» **Exercise**: How many of the lines that follow contain the word "AddE"? Give only the number.

» **Listed entries**:
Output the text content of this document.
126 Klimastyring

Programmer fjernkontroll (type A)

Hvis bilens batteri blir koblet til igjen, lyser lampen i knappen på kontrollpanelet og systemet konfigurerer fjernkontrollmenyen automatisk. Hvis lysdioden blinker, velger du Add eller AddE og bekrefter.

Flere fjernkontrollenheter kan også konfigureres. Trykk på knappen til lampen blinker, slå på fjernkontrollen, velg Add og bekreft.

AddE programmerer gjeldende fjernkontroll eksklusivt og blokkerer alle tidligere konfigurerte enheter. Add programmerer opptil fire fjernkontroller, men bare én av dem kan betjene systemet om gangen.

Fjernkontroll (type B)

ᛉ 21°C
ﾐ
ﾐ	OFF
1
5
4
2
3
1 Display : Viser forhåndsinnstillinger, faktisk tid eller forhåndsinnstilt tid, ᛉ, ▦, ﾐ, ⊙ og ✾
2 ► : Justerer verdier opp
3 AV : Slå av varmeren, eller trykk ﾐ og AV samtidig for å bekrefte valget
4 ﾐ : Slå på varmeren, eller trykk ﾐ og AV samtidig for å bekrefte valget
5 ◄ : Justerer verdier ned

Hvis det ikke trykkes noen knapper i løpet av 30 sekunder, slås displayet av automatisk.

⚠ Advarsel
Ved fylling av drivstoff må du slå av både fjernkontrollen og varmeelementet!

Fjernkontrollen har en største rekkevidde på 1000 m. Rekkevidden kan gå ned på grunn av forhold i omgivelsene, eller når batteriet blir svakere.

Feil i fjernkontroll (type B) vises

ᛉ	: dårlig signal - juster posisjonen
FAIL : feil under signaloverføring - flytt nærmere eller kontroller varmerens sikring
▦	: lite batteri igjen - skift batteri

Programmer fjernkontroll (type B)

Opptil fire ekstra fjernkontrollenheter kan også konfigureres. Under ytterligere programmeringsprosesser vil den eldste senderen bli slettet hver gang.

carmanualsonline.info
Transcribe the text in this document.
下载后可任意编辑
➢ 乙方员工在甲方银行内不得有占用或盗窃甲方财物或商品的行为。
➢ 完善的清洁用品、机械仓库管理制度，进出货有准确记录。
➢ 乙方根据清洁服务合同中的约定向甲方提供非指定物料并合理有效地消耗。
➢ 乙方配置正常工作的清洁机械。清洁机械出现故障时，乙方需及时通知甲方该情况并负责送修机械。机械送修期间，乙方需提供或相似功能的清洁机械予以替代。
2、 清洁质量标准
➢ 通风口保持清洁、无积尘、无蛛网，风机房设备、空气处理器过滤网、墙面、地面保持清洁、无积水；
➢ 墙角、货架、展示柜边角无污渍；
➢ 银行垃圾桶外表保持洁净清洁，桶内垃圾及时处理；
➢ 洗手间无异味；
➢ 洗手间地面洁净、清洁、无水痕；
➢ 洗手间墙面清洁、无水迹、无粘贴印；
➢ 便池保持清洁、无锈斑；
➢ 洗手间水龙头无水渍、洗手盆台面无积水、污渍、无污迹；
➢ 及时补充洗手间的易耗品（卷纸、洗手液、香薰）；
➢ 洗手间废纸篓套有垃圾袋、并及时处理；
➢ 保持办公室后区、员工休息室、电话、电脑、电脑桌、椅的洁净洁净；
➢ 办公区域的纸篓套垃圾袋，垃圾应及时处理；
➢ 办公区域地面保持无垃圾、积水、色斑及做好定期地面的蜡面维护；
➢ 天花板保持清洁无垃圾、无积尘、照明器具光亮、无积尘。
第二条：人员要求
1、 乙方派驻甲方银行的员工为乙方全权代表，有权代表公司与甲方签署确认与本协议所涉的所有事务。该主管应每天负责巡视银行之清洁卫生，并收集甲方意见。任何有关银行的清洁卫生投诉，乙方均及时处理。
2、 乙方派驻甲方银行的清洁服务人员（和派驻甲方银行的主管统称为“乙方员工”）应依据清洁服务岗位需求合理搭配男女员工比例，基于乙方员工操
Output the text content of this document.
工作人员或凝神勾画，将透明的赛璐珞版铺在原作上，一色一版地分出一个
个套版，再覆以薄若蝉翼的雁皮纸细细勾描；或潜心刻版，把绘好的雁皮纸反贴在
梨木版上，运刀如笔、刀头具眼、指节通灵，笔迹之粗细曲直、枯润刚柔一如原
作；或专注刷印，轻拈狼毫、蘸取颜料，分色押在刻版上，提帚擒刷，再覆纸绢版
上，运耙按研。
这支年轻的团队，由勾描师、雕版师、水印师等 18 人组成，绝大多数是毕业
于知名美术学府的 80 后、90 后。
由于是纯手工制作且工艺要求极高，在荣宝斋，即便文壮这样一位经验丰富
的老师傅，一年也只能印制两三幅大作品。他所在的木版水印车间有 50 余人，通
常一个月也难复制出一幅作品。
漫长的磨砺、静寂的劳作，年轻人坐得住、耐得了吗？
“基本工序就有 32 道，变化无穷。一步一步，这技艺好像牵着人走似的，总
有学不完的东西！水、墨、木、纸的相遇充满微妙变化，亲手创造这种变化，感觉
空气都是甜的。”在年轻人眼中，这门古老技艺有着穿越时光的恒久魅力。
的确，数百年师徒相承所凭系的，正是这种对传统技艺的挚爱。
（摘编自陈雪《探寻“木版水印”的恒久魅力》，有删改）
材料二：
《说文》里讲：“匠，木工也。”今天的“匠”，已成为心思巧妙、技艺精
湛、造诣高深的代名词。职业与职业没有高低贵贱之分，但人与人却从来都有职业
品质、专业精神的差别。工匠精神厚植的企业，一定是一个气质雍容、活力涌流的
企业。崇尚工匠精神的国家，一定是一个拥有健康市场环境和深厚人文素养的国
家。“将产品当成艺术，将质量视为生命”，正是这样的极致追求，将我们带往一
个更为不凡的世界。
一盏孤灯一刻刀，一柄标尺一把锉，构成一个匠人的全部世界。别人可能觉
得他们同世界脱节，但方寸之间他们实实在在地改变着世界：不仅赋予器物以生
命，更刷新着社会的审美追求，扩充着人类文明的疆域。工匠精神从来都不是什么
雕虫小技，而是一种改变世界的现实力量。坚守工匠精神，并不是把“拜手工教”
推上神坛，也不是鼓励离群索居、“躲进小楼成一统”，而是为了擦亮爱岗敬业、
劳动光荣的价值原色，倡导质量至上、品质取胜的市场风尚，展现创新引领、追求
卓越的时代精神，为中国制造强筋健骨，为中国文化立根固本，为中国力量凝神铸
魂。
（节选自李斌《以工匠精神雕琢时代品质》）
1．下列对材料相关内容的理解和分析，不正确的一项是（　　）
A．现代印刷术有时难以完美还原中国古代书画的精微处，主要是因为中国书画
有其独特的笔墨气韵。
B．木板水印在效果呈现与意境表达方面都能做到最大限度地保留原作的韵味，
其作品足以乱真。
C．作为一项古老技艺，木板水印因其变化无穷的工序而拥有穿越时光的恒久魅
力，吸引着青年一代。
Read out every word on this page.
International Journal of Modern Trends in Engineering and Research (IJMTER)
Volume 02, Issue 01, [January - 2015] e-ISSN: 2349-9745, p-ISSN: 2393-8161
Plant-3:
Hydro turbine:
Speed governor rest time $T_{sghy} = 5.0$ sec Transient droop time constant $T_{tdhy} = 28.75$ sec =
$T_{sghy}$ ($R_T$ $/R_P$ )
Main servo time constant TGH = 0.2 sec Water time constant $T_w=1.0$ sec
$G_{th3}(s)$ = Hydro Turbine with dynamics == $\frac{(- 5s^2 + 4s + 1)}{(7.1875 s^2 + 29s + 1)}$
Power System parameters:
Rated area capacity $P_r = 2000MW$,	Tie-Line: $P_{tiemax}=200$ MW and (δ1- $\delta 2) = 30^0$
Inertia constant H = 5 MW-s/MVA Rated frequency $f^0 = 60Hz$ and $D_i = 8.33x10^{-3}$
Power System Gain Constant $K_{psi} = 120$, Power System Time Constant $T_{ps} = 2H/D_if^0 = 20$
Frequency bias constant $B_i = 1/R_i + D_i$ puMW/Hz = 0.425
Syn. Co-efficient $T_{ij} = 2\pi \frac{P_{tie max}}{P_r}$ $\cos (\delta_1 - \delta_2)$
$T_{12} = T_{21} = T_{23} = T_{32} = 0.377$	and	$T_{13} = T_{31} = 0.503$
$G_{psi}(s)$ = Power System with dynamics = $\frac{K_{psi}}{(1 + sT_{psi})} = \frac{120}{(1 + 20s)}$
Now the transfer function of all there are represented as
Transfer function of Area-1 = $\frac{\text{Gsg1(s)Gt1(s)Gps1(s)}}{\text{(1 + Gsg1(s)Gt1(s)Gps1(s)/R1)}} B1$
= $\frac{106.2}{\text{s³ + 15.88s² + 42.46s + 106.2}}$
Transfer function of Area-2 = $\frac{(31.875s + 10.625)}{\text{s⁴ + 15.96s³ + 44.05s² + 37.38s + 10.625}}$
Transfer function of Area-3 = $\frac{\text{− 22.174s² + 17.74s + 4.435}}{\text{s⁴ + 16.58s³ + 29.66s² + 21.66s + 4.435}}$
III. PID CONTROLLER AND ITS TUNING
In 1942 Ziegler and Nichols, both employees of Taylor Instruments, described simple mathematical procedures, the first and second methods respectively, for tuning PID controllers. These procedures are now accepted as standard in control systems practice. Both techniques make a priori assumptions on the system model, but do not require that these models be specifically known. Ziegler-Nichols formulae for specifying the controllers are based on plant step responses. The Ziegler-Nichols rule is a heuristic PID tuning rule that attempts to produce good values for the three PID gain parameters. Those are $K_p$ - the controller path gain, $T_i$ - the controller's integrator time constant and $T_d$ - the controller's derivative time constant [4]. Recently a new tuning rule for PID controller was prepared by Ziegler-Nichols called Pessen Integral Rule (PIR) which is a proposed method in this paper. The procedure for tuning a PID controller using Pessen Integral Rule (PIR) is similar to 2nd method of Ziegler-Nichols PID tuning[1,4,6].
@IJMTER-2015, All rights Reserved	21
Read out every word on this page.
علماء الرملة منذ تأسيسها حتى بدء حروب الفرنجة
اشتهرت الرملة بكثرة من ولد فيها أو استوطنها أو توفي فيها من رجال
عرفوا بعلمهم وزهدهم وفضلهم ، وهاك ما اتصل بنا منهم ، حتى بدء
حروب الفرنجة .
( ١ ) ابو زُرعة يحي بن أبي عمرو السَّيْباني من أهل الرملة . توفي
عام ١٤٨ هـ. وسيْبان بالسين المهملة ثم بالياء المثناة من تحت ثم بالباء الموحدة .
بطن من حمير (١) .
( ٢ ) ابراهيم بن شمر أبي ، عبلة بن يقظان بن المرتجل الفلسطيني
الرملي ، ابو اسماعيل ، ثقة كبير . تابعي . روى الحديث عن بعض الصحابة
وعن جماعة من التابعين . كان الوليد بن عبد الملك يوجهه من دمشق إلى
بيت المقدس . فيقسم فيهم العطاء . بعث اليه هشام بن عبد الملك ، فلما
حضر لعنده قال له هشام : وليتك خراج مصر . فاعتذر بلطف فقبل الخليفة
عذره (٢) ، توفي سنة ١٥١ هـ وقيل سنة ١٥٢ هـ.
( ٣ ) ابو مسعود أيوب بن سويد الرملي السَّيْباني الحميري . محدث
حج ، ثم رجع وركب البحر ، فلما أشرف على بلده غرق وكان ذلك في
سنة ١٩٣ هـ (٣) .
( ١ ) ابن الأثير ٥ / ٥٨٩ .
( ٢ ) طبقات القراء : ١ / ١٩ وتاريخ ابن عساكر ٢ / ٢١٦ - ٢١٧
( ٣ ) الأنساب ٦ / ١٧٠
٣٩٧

» **Complete output**: 2